* [Instructions for the task]: Locate every line below that contains the word "效果评介" and copy it.

* [Entries]:

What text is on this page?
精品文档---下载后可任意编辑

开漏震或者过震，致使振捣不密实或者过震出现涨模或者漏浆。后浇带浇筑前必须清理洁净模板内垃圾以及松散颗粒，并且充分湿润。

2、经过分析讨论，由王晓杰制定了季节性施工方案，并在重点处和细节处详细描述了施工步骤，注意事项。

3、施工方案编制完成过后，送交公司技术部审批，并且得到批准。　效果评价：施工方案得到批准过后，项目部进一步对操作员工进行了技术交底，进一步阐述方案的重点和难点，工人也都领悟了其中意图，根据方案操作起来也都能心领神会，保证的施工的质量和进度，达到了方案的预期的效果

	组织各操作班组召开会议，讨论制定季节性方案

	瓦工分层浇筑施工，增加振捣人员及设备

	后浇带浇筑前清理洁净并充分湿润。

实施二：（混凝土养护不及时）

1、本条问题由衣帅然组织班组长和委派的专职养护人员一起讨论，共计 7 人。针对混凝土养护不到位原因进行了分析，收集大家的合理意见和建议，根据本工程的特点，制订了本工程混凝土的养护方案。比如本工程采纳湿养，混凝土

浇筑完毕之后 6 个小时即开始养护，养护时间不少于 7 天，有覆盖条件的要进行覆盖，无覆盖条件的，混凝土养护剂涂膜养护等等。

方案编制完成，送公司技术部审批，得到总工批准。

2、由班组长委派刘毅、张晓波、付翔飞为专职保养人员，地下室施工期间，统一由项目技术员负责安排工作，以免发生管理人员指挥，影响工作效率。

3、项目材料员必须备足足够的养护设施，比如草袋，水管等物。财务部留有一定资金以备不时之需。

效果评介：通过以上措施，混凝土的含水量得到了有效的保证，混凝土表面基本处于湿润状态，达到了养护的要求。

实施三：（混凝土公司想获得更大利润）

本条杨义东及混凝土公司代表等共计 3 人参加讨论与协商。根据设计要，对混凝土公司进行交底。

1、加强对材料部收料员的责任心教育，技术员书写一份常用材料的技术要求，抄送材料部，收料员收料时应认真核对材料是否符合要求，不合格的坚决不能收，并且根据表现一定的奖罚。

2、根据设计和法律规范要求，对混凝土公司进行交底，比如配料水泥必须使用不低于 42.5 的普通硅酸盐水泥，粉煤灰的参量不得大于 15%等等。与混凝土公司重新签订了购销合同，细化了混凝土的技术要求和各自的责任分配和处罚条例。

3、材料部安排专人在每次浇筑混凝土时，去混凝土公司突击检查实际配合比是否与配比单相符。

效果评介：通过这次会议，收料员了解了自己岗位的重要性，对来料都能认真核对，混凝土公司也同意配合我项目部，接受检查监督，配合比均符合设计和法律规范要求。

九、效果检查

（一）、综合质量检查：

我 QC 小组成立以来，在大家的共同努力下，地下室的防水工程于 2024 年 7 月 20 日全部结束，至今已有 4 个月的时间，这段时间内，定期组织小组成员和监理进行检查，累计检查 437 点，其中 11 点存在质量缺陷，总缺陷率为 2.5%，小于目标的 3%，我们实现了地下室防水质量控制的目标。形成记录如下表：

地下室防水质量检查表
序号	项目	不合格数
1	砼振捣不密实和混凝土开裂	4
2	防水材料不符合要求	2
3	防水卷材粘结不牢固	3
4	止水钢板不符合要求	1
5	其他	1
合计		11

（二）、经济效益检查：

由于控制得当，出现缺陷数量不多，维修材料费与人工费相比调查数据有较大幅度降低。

* [Result of the task]:
效果评介：通过以上措施，混凝土的含水量得到了有效的保证，混凝土表面基本处于湿润状态，达到了养护的要求。
效果评介：通过这次会议，收料员了解了自己岗位的重要性，对来料都能认真核对，混凝土公司也同意配合我项目部，接受检查监督，配合比均符合设计和法律规范要求。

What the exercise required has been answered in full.